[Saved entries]
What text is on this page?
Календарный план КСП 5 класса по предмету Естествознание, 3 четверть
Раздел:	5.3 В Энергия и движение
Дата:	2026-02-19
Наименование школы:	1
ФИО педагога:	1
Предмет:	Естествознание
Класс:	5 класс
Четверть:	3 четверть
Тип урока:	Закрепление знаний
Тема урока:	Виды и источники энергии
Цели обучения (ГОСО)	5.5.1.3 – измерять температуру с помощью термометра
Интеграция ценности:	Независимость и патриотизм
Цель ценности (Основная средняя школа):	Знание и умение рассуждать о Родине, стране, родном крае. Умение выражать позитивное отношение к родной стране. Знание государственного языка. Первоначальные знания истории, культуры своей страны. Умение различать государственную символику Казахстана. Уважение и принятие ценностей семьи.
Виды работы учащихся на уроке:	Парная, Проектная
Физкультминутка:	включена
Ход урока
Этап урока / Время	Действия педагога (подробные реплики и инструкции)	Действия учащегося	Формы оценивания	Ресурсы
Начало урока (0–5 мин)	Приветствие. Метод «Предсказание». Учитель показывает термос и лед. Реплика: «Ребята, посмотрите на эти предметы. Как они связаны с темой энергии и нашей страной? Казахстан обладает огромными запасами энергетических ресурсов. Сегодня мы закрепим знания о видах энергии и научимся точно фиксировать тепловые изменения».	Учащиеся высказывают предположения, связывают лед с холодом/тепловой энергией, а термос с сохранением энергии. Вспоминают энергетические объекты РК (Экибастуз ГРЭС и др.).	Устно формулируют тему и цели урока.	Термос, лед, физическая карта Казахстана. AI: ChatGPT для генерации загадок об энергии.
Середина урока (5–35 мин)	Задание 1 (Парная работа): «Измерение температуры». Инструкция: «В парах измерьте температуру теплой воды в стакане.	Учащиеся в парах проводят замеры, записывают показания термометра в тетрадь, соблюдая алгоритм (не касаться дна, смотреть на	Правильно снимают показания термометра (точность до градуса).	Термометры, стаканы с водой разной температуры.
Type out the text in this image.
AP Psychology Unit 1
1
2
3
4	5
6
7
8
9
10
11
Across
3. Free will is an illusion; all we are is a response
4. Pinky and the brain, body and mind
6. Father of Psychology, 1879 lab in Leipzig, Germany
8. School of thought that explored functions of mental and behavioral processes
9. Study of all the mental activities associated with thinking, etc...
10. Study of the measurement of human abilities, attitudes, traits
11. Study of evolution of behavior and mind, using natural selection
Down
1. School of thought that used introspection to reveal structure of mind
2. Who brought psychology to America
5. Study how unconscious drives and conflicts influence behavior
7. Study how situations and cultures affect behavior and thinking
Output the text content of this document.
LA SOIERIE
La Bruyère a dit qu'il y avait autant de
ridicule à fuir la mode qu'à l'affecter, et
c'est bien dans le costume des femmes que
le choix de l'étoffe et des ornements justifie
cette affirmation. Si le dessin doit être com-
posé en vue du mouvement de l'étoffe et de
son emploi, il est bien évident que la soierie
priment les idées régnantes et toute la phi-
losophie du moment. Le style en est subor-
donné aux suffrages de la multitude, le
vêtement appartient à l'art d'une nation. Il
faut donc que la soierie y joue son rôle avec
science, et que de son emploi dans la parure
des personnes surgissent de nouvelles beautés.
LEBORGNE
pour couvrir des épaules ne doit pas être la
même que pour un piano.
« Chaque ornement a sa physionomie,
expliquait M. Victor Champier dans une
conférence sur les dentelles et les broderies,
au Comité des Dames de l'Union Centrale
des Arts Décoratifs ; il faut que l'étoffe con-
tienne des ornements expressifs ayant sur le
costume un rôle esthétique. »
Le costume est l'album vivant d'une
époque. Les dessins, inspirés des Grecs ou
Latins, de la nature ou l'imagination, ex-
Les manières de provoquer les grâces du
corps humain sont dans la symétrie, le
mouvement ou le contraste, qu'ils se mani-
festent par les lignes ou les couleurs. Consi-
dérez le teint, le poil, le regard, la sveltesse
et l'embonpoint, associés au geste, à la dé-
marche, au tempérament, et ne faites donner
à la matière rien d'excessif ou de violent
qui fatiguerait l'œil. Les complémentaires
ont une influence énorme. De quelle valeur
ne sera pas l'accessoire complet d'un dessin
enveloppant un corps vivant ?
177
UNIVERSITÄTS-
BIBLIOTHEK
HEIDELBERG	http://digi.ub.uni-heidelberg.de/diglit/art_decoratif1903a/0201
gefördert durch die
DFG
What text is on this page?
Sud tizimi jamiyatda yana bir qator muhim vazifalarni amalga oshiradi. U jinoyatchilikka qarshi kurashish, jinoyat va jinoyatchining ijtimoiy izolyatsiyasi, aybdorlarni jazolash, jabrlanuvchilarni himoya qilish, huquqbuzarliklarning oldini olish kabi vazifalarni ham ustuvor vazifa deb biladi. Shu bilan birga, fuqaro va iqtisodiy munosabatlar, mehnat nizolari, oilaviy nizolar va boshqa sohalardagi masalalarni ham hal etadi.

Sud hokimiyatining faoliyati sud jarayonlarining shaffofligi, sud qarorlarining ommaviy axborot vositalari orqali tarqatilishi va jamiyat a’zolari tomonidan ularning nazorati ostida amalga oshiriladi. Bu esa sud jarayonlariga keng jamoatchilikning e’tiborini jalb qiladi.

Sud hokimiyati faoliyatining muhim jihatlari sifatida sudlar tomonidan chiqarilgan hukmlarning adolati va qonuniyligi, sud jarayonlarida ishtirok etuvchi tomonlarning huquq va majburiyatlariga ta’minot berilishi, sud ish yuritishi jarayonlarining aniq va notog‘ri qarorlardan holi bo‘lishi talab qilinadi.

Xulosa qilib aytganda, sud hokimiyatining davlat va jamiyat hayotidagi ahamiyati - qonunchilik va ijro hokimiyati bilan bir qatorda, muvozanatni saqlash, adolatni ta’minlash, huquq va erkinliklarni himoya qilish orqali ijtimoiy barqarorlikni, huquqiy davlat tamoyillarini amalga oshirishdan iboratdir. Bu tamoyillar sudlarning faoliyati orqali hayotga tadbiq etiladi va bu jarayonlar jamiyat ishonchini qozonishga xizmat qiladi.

### Direction
Quote the entire listing above exactly.

### Solved exercise
What text is on this page?
Календарный план КСП 5 класса по предмету Естествознание, 3 четверть
Раздел:	5.3 В Энергия и движение
Дата:	2026-02-19
Наименование школы:	1
ФИО педагога:	1
Предмет:	Естествознание
Класс:	5 класс
Четверть:	3 четверть
Тип урока:	Закрепление знаний
Тема урока:	Виды и источники энергии
Цели обучения (ГОСО)	5.5.1.3 – измерять температуру с помощью термометра
Интеграция ценности:	Независимость и патриотизм
Цель ценности (Основная средняя школа):	Знание и умение рассуждать о Родине, стране, родном крае. Умение выражать позитивное отношение к родной стране. Знание государственного языка. Первоначальные знания истории, культуры своей страны. Умение различать государственную символику Казахстана. Уважение и принятие ценностей семьи.
Виды работы учащихся на уроке:	Парная, Проектная
Физкультминутка:	включена
Ход урока
Этап урока / Время	Действия педагога (подробные реплики и инструкции)	Действия учащегося	Формы оценивания	Ресурсы
Начало урока (0–5 мин)	Приветствие. Метод «Предсказание». Учитель показывает термос и лед. Реплика: «Ребята, посмотрите на эти предметы. Как они связаны с темой энергии и нашей страной? Казахстан обладает огромными запасами энергетических ресурсов. Сегодня мы закрепим знания о видах энергии и научимся точно фиксировать тепловые изменения».	Учащиеся высказывают предположения, связывают лед с холодом/тепловой энергией, а термос с сохранением энергии. Вспоминают энергетические объекты РК (Экибастуз ГРЭС и др.).	Устно формулируют тему и цели урока.	Термос, лед, физическая карта Казахстана. AI: ChatGPT для генерации загадок об энергии.
Середина урока (5–35 мин)	Задание 1 (Парная работа): «Измерение температуры». Инструкция: «В парах измерьте температуру теплой воды в стакане.	Учащиеся в парах проводят замеры, записывают показания термометра в тетрадь, соблюдая алгоритм (не касаться дна, смотреть на	Правильно снимают показания термометра (точность до градуса).	Термометры, стаканы с водой разной температуры.
Type out the text in this image.
AP Psychology Unit 1
1
2
3
4	5
6
7
8
9
10
11
Across
3. Free will is an illusion; all we are is a response
4. Pinky and the brain, body and mind
6. Father of Psychology, 1879 lab in Leipzig, Germany
8. School of thought that explored functions of mental and behavioral processes
9. Study of all the mental activities associated with thinking, etc...
10. Study of the measurement of human abilities, attitudes, traits
11. Study of evolution of behavior and mind, using natural selection
Down
1. School of thought that used introspection to reveal structure of mind
2. Who brought psychology to America
5. Study how unconscious drives and conflicts influence behavior
7. Study how situations and cultures affect behavior and thinking
Output the text content of this document.
LA SOIERIE
La Bruyère a dit qu'il y avait autant de
ridicule à fuir la mode qu'à l'affecter, et
c'est bien dans le costume des femmes que
le choix de l'étoffe et des ornements justifie
cette affirmation. Si le dessin doit être com-
posé en vue du mouvement de l'étoffe et de
son emploi, il est bien évident que la soierie
priment les idées régnantes et toute la phi-
losophie du moment. Le style en est subor-
donné aux suffrages de la multitude, le
vêtement appartient à l'art d'une nation. Il
faut donc que la soierie y joue son rôle avec
science, et que de son emploi dans la parure
des personnes surgissent de nouvelles beautés.
LEBORGNE
pour couvrir des épaules ne doit pas être la
même que pour un piano.
« Chaque ornement a sa physionomie,
expliquait M. Victor Champier dans une
conférence sur les dentelles et les broderies,
au Comité des Dames de l'Union Centrale
des Arts Décoratifs ; il faut que l'étoffe con-
tienne des ornements expressifs ayant sur le
costume un rôle esthétique. »
Le costume est l'album vivant d'une
époque. Les dessins, inspirés des Grecs ou
Latins, de la nature ou l'imagination, ex-
Les manières de provoquer les grâces du
corps humain sont dans la symétrie, le
mouvement ou le contraste, qu'ils se mani-
festent par les lignes ou les couleurs. Consi-
dérez le teint, le poil, le regard, la sveltesse
et l'embonpoint, associés au geste, à la dé-
marche, au tempérament, et ne faites donner
à la matière rien d'excessif ou de violent
qui fatiguerait l'œil. Les complémentaires
ont une influence énorme. De quelle valeur
ne sera pas l'accessoire complet d'un dessin
enveloppant un corps vivant ?
177
UNIVERSITÄTS-
BIBLIOTHEK
HEIDELBERG	http://digi.ub.uni-heidelberg.de/diglit/art_decoratif1903a/0201
gefördert durch die
DFG
What text is on this page?
Sud tizimi jamiyatda yana bir qator muhim vazifalarni amalga oshiradi. U jinoyatchilikka qarshi kurashish, jinoyat va jinoyatchining ijtimoiy izolyatsiyasi, aybdorlarni jazolash, jabrlanuvchilarni himoya qilish, huquqbuzarliklarning oldini olish kabi vazifalarni ham ustuvor vazifa deb biladi. Shu bilan birga, fuqaro va iqtisodiy munosabatlar, mehnat nizolari, oilaviy nizolar va boshqa sohalardagi masalalarni ham hal etadi.

Sud hokimiyatining faoliyati sud jarayonlarining shaffofligi, sud qarorlarining ommaviy axborot vositalari orqali tarqatilishi va jamiyat a’zolari tomonidan ularning nazorati ostida amalga oshiriladi. Bu esa sud jarayonlariga keng jamoatchilikning e’tiborini jalb qiladi.

Sud hokimiyati faoliyatining muhim jihatlari sifatida sudlar tomonidan chiqarilgan hukmlarning adolati va qonuniyligi, sud jarayonlarida ishtirok etuvchi tomonlarning huquq va majburiyatlariga ta’minot berilishi, sud ish yuritishi jarayonlarining aniq va notog‘ri qarorlardan holi bo‘lishi talab qilinadi.

Xulosa qilib aytganda, sud hokimiyatining davlat va jamiyat hayotidagi ahamiyati - qonunchilik va ijro hokimiyati bilan bir qatorda, muvozanatni saqlash, adolatni ta’minlash, huquq va erkinliklarni himoya qilish orqali ijtimoiy barqarorlikni, huquqiy davlat tamoyillarini amalga oshirishdan iboratdir. Bu tamoyillar sudlarning faoliyati orqali hayotga tadbiq etiladi va bu jarayonlar jamiyat ishonchini qozonishga xizmat qiladi.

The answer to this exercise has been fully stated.